--- BEGIN Data entries ---
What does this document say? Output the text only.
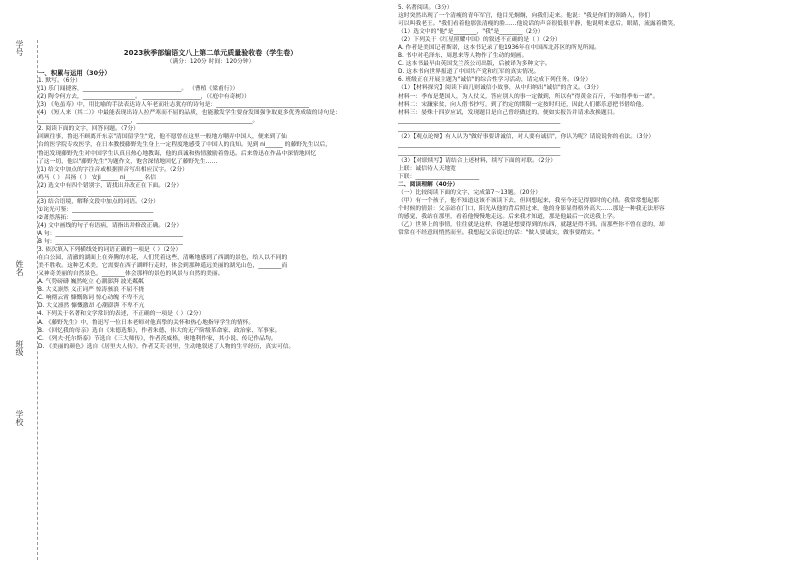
学号
姓名
班级
学校
2023秋季部编语文八上第二单元质量验收卷（学生卷）
（满分：120分 时间：120分钟）
一、积累与运用（30分）
1. 默写。（6分）
(1) 乐门闻捷客，__________________________________。 （曹植《梁甫行》）
(2) 陶令何方去，__________________。 ____________________，（《庭中有奇树》）
(3) 《龟虽寿》中，用比喻的手法表达诗人年老而壮志犹存的诗句是：________________________________
(4) 《短人来（其二）》中最能表现出诗人拉严寒而不屈的品质，也能激发学生要奋发图强争取更多优秀成绩的诗句是：
________________________________，________________________________________。
2. 阅读下面的文字，回答问题。（7分）
回顾往事，鲁迅不顾离开东京"清国留学生"党，他不愿曾在这里一般地方嘲弄中国人，便来到了仙
台的医学院专攻医学，在日本教授藤野先生身上一定程度地感受了中国人的良知。见到 ni______ 的藤野先生以后，
鲁迅发现藤野先生对中国学生认真且热心地教诲，他的真诚和热情激励着鲁迅。后来鲁迅在作品中深情地回忆
了这一切，他以"藤野先生"为题作文，饱含深情地回忆了藤野先生……
(1) 给文中加点的字注音或根据拼音写出相应汉字。（2分）
鸡马（ ） 昌扬（ ） 安ji______ ni______ 名信
(2) 选文中有四个错别字，请找出并改正在下面。（2分）
________ ________ ________ ________
(3) 结合语境，解释文段中加点的词语。（2分）
①诧光可鉴：____________________________
②萧然落拓：____________________________
(4) 文中画线的句子有语病，请指出并修改正确。（2分）
A 句：____________________________________________
B 句：____________________________________________
3. 依次填入下列横线处的词语正确的一项是（ ）（2分）
在白公园，清澈的湖面上在奔腾的水花，人们凭着这些，清晰地感到了西湖的景色，给人以不同的
美不胜收。这种艺术美，它需要在西子湖畔行走时，体会到那种遥远美丽的湖光山色，________而
又神奇美丽的自然景色，________体会那样的景色的风景与自然的美丽。
A. 气势磅礴 巍然屹立 心潮澎湃 波光粼粼
B. 大义凛然 义正词严 惊涛骇浪 不屈不挠
C. 响彻云霄 慷慨陈词 惊心动魄 不卑不亢
D. 大义凛然 慷慨激昂 心潮澎湃 不卑不亢
4. 下列关于名著和文学常识的表述，不正确的一项是（ ）（2分）
A. 《藤野先生》中，鲁迅写一位日本老师对他真挚的关怀和热心地指导学生的情怀。
B. 《回忆我的母亲》选自《朱德选集》，作者朱德，伟大的无产阶级革命家、政治家、军事家。
C. 《列夫·托尔斯泰》节选自《三大师传》，作者茨威格，奥地利作家，其小说、传记作品均。
D. 《美丽的颜色》选自《居里夫人传》，作者艾芙·居里，生动地叙述了人物的生平经历，真实可信。
5. 名著阅读。（3分）
这时突然出现了一个清瘦的青年军官，他目光炯炯，向我们走来。他说："我是你们的领路人，你们
可以叫我老王。"我们看着他那张清瘦的脸……他说话的声音很低很平静，他说明来意后，眼睛，流露着微笑，
（1）选文中的"他"是________，"我"是________（2分）
（2）下列关于《红星照耀中国》的叙述不正确的是（ ）（2分）
A. 作者是美国记者斯诺，这本书记录了他1936年在中国西北苏区的所见所闻。
B. 书中对毛泽东、周恩来等人物作了生动的刻画。
C. 这本书最早由英国戈兰茨公司出版，后被译为多种文字。
D. 这本书向世界报道了中国共产党和红军的真实情况。
6. 班级正在开展主题为"诚信"的综合性学习活动，请完成下列任务。（9分）
（1）【材料探究】阅读下面几则诚信小故事，从中归纳出"诚信"的含义。（3分）
材料一：季布是楚国人，为人仗义，答应别人的事一定做到，所以有"得黄金百斤，不如得季布一诺"。
材料二：宋濂家贫，向人借书抄写，到了约定的期限一定按时归还，因此人们都乐意把书借给他。
材料三：晏殊十四岁应试，发现题目是自己曾经做过的，便如实报告并请求改换题目。
________________________________________________________
________________________________________________________
（2）【观点论辩】有人认为"做好事要讲诚信，对人要有诚信"，你认为呢？请说说你的看法。（3分）
________________________________________________________
________________________________________________________
（3）【对联续写】请结合上述材料，续写下面的对联。（2分）
上联：诚信待人天地宽
下联：______________________
二、阅读理解（40分）
（一）比较阅读下面的文字，完成第7～13题。（20分）
（甲）有一个孩子，他不知道这该不该读下去，但回想起来，我至今还记得那时的心情。我常常想起那
个时候的情景：父亲站在门口，阳光从他的背后照过来，他的身影显得格外高大……那是一种我无法形容
的感觉，我站在那里，看着他慢慢地走远。后来我才知道，那是他最后一次送我上学。
（乙）世界上的事情，往往就是这样，你越是想要得到的东西，就越是得不到。而那些你不曾在意的，却
常常在不经意间悄然而至。我想起父亲说过的话："做人要诚实，做事要踏实。"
--- END Data entries ---
» Goal of the exercise: Search the data for "不卑不亢". Copy every matching line.

» Answer to the problem:
C. 响彻云霄 慷慨陈词 惊心动魄 不卑不亢
D. 大义凛然 慷慨激昂 心潮澎湃 不卑不亢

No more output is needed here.